**WHAT IS EXPECTED**
Copy the records below exactly, leaving out any pictures.

* Begin MATERIAL FOR THIS EXERCISE *

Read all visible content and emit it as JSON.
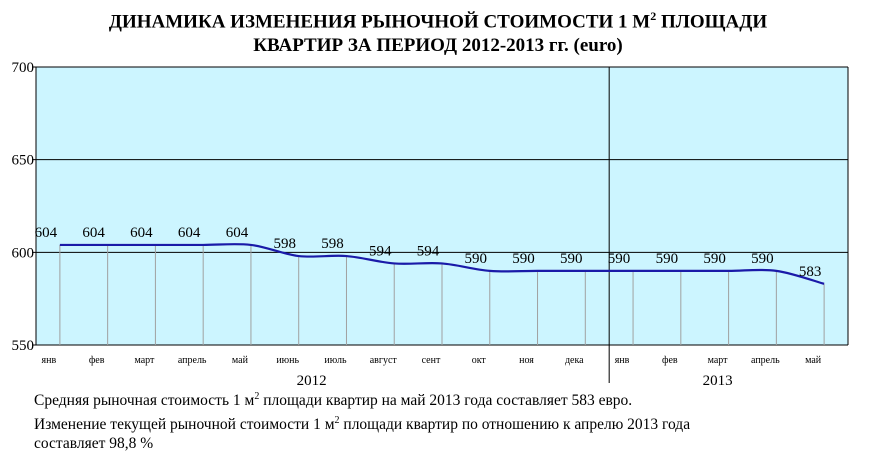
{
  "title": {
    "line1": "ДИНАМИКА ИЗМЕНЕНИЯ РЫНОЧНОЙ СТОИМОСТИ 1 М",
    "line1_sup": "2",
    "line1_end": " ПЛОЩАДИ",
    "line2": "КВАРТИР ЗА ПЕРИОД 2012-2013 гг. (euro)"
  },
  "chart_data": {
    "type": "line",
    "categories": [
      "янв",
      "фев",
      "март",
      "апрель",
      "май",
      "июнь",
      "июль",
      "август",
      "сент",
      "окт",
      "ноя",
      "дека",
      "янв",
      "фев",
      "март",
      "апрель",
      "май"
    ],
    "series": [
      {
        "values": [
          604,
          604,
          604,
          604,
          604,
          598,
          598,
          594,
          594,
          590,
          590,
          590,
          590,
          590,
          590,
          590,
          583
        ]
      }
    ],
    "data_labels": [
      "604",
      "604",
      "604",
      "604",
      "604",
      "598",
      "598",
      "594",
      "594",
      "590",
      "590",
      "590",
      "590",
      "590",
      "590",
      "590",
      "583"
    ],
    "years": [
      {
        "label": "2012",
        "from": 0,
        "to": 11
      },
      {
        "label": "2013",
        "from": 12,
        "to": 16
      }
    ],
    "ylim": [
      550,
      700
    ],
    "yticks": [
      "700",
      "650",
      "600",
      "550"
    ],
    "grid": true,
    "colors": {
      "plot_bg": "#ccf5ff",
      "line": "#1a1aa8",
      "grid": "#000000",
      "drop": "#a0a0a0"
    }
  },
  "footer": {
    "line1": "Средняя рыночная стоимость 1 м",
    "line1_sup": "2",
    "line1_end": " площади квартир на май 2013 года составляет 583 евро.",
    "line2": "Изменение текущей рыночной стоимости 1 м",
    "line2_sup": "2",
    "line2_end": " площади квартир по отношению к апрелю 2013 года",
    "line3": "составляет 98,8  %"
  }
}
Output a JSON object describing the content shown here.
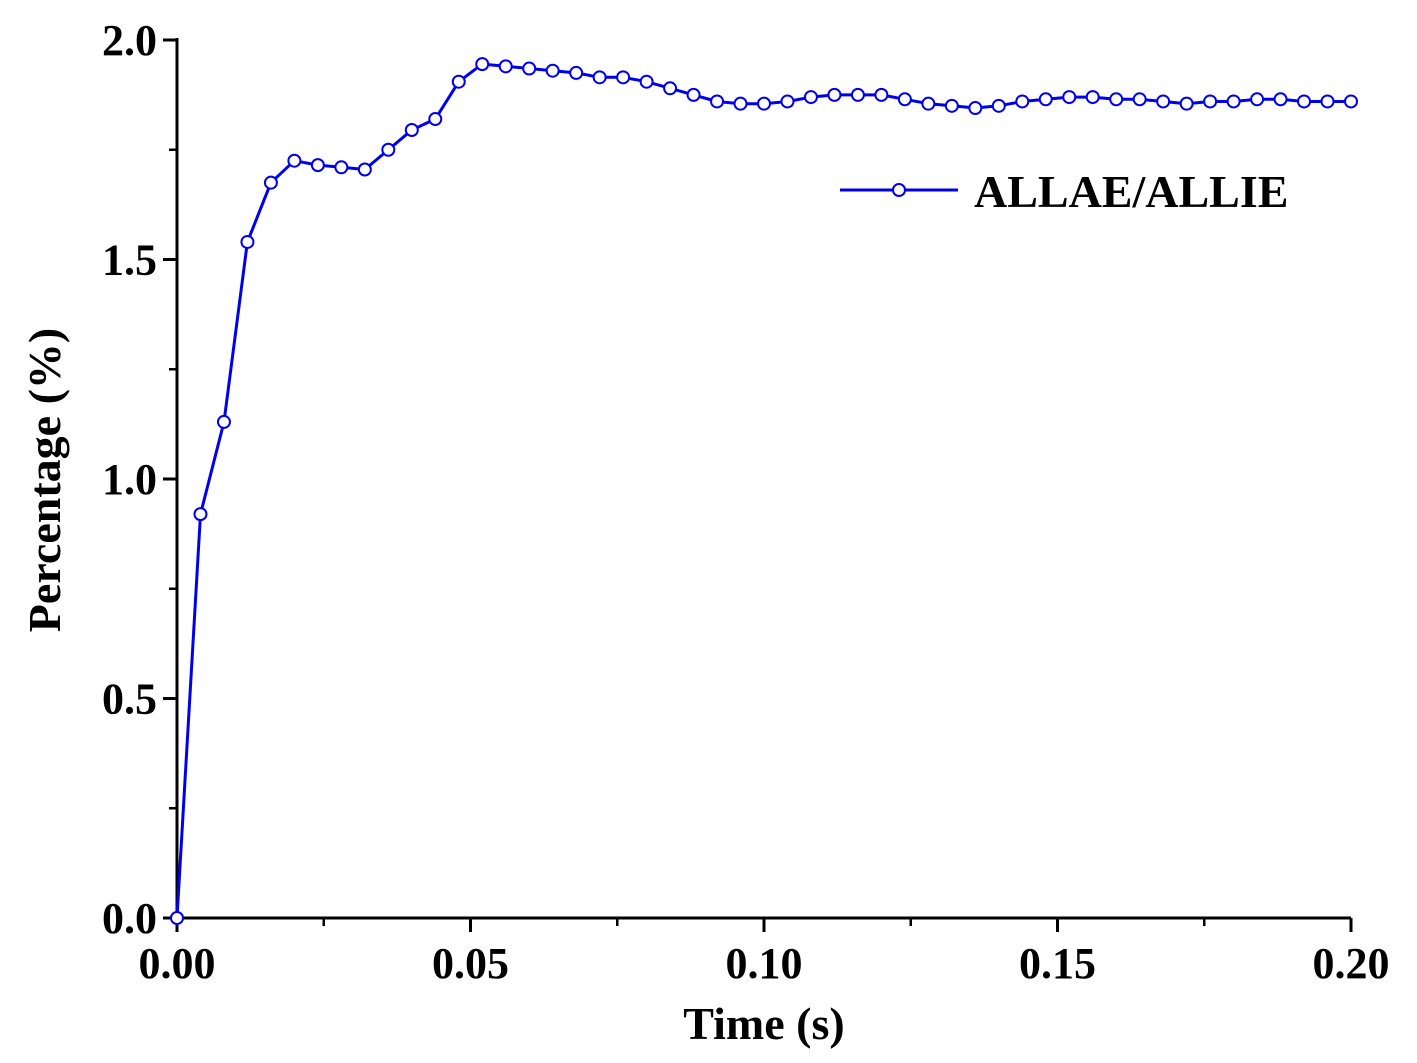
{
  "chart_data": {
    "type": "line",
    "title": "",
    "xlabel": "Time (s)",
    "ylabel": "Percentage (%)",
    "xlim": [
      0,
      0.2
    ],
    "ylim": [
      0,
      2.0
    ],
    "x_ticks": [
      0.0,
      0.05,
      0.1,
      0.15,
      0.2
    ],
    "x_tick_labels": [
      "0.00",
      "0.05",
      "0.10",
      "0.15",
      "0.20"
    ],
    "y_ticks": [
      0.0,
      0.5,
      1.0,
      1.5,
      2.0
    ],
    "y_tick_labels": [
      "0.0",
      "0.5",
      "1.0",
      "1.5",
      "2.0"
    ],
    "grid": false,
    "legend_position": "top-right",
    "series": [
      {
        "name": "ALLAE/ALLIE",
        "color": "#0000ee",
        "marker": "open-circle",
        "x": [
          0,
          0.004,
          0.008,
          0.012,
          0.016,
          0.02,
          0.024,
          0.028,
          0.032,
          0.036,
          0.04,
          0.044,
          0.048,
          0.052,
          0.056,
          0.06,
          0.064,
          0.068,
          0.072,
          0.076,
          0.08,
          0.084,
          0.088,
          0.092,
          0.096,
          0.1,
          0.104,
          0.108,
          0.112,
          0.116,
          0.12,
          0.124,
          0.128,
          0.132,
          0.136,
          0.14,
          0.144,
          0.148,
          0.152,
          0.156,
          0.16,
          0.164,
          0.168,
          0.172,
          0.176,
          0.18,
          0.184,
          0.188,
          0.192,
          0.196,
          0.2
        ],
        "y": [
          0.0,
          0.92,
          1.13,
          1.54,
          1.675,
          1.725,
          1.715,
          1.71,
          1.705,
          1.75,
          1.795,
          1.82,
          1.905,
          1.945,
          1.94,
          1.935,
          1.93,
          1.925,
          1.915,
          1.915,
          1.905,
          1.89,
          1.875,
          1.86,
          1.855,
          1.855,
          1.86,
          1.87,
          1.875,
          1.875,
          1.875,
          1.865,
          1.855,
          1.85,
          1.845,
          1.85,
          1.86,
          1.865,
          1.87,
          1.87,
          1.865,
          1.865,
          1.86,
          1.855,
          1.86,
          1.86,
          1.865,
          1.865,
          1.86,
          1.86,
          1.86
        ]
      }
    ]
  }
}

* End MATERIAL FOR THIS EXERCISE *

**TASK RESPONSE**
Read all visible content and emit it as JSON.
{
  "title": {
    "line1": "ДИНАМИКА ИЗМЕНЕНИЯ РЫНОЧНОЙ СТОИМОСТИ 1 М",
    "line1_sup": "2",
    "line1_end": " ПЛОЩАДИ",
    "line2": "КВАРТИР ЗА ПЕРИОД 2012-2013 гг. (euro)"
  },
  "chart_data": {
    "type": "line",
    "categories": [
      "янв",
      "фев",
      "март",
      "апрель",
      "май",
      "июнь",
      "июль",
      "август",
      "сент",
      "окт",
      "ноя",
      "дека",
      "янв",
      "фев",
      "март",
      "апрель",
      "май"
    ],
    "series": [
      {
        "values": [
          604,
          604,
          604,
          604,
          604,
          598,
          598,
          594,
          594,
          590,
          590,
          590,
          590,
          590,
          590,
          590,
          583
        ]
      }
    ],
    "data_labels": [
      "604",
      "604",
      "604",
      "604",
      "604",
      "598",
      "598",
      "594",
      "594",
      "590",
      "590",
      "590",
      "590",
      "590",
      "590",
      "590",
      "583"
    ],
    "years": [
      {
        "label": "2012",
        "from": 0,
        "to": 11
      },
      {
        "label": "2013",
        "from": 12,
        "to": 16
      }
    ],
    "ylim": [
      550,
      700
    ],
    "yticks": [
      "700",
      "650",
      "600",
      "550"
    ],
    "grid": true,
    "colors": {
      "plot_bg": "#ccf5ff",
      "line": "#1a1aa8",
      "grid": "#000000",
      "drop": "#a0a0a0"
    }
  },
  "footer": {
    "line1": "Средняя рыночная стоимость 1 м",
    "line1_sup": "2",
    "line1_end": " площади квартир на май 2013 года составляет 583 евро.",
    "line2": "Изменение текущей рыночной стоимости 1 м",
    "line2_sup": "2",
    "line2_end": " площади квартир по отношению к апрелю 2013 года",
    "line3": "составляет 98,8  %"
  }
}
Output a JSON object describing the content shown here.
{
  "chart_data": {
    "type": "line",
    "title": "",
    "xlabel": "Time (s)",
    "ylabel": "Percentage (%)",
    "xlim": [
      0,
      0.2
    ],
    "ylim": [
      0,
      2.0
    ],
    "x_ticks": [
      0.0,
      0.05,
      0.1,
      0.15,
      0.2
    ],
    "x_tick_labels": [
      "0.00",
      "0.05",
      "0.10",
      "0.15",
      "0.20"
    ],
    "y_ticks": [
      0.0,
      0.5,
      1.0,
      1.5,
      2.0
    ],
    "y_tick_labels": [
      "0.0",
      "0.5",
      "1.0",
      "1.5",
      "2.0"
    ],
    "grid": false,
    "legend_position": "top-right",
    "series": [
      {
        "name": "ALLAE/ALLIE",
        "color": "#0000ee",
        "marker": "open-circle",
        "x": [
          0,
          0.004,
          0.008,
          0.012,
          0.016,
          0.02,
          0.024,
          0.028,
          0.032,
          0.036,
          0.04,
          0.044,
          0.048,
          0.052,
          0.056,
          0.06,
          0.064,
          0.068,
          0.072,
          0.076,
          0.08,
          0.084,
          0.088,
          0.092,
          0.096,
          0.1,
          0.104,
          0.108,
          0.112,
          0.116,
          0.12,
          0.124,
          0.128,
          0.132,
          0.136,
          0.14,
          0.144,
          0.148,
          0.152,
          0.156,
          0.16,
          0.164,
          0.168,
          0.172,
          0.176,
          0.18,
          0.184,
          0.188,
          0.192,
          0.196,
          0.2
        ],
        "y": [
          0.0,
          0.92,
          1.13,
          1.54,
          1.675,
          1.725,
          1.715,
          1.71,
          1.705,
          1.75,
          1.795,
          1.82,
          1.905,
          1.945,
          1.94,
          1.935,
          1.93,
          1.925,
          1.915,
          1.915,
          1.905,
          1.89,
          1.875,
          1.86,
          1.855,
          1.855,
          1.86,
          1.87,
          1.875,
          1.875,
          1.875,
          1.865,
          1.855,
          1.85,
          1.845,
          1.85,
          1.86,
          1.865,
          1.87,
          1.87,
          1.865,
          1.865,
          1.86,
          1.855,
          1.86,
          1.86,
          1.865,
          1.865,
          1.86,
          1.86,
          1.86
        ]
      }
    ]
  }
}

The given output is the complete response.